TASK GOAL » Repeat every line of the listing below exactly, minus the pictures.

-- Start EXERCISE MATERIALS --

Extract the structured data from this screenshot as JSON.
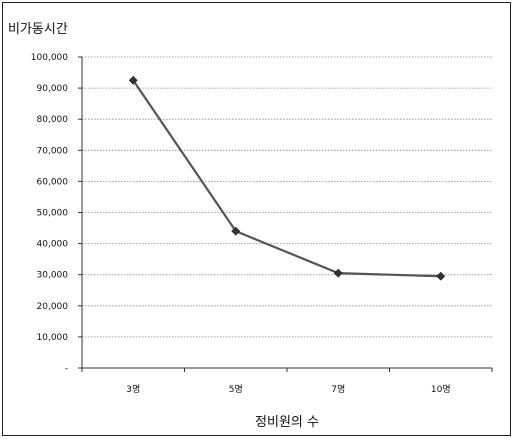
{
  "chart_data": {
    "type": "line",
    "title": "",
    "ylabel": "비가동시간",
    "xlabel": "정비원의 수",
    "categories": [
      "3명",
      "5명",
      "7명",
      "10명"
    ],
    "series": [
      {
        "values": [
          92500,
          44000,
          30500,
          29500
        ]
      }
    ],
    "ylim": [
      0,
      100000
    ],
    "yticks": [
      0,
      10000,
      20000,
      30000,
      40000,
      50000,
      60000,
      70000,
      80000,
      90000,
      100000
    ],
    "ytick_labels": [
      "-",
      "10,000",
      "20,000",
      "30,000",
      "40,000",
      "50,000",
      "60,000",
      "70,000",
      "80,000",
      "90,000",
      "100,000"
    ],
    "grid": true,
    "legend": "none",
    "colors": {
      "line": "#555555",
      "marker": "#333333",
      "grid": "#888888"
    }
  }
}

-- End EXERCISE MATERIALS --

SOLUTION TO THIS TASK »
Extract the structured data from this screenshot as JSON.
{
  "chart_data": {
    "type": "line",
    "title": "",
    "ylabel": "비가동시간",
    "xlabel": "정비원의 수",
    "categories": [
      "3명",
      "5명",
      "7명",
      "10명"
    ],
    "series": [
      {
        "values": [
          92500,
          44000,
          30500,
          29500
        ]
      }
    ],
    "ylim": [
      0,
      100000
    ],
    "yticks": [
      0,
      10000,
      20000,
      30000,
      40000,
      50000,
      60000,
      70000,
      80000,
      90000,
      100000
    ],
    "ytick_labels": [
      "-",
      "10,000",
      "20,000",
      "30,000",
      "40,000",
      "50,000",
      "60,000",
      "70,000",
      "80,000",
      "90,000",
      "100,000"
    ],
    "grid": true,
    "legend": "none",
    "colors": {
      "line": "#555555",
      "marker": "#333333",
      "grid": "#888888"
    }
  }
}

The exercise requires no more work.